#### [Exercise]
Seek out every line containing the word "wrong", and copy each.

#### [Data supplied]

** Begin **

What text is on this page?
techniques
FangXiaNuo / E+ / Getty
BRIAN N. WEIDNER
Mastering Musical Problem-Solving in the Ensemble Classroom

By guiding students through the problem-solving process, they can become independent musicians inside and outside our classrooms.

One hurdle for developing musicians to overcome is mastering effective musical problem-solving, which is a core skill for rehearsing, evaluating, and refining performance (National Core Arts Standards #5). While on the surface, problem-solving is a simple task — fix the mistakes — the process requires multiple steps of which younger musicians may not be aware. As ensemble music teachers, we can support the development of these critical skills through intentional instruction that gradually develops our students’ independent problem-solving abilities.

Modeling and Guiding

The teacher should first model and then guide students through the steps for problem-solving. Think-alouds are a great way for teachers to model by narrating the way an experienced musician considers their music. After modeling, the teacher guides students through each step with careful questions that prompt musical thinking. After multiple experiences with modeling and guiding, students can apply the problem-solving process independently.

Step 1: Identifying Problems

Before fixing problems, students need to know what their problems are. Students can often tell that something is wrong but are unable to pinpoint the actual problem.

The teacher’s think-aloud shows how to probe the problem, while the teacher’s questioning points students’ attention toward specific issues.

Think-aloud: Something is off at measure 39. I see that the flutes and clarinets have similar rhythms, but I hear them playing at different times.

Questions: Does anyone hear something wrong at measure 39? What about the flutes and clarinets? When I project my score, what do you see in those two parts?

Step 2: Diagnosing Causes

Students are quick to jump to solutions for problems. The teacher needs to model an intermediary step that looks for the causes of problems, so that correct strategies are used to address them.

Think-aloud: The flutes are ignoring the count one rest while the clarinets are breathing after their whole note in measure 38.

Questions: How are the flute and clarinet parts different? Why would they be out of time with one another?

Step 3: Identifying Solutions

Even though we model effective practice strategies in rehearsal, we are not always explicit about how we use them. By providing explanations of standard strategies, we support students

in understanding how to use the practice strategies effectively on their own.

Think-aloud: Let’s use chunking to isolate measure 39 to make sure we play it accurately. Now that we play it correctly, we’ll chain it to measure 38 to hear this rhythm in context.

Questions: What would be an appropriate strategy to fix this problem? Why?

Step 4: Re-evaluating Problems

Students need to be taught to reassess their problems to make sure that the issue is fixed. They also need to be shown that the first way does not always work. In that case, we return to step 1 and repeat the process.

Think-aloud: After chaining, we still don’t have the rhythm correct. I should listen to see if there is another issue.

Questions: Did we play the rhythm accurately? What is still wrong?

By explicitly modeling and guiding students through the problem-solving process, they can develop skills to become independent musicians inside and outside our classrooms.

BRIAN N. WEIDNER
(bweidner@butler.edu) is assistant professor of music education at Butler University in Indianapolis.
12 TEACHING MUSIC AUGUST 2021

** End **

#### [Exercise solution]
Before fixing problems, students need to know what their problems are. Students can often tell that something is wrong but are unable to pinpoint the actual problem.
Questions: Does anyone hear something wrong at measure 39? What about the flutes and clarinets? When I project my score, what do you see in those two parts?
Questions: Did we play the rhythm accurately? What is still wrong?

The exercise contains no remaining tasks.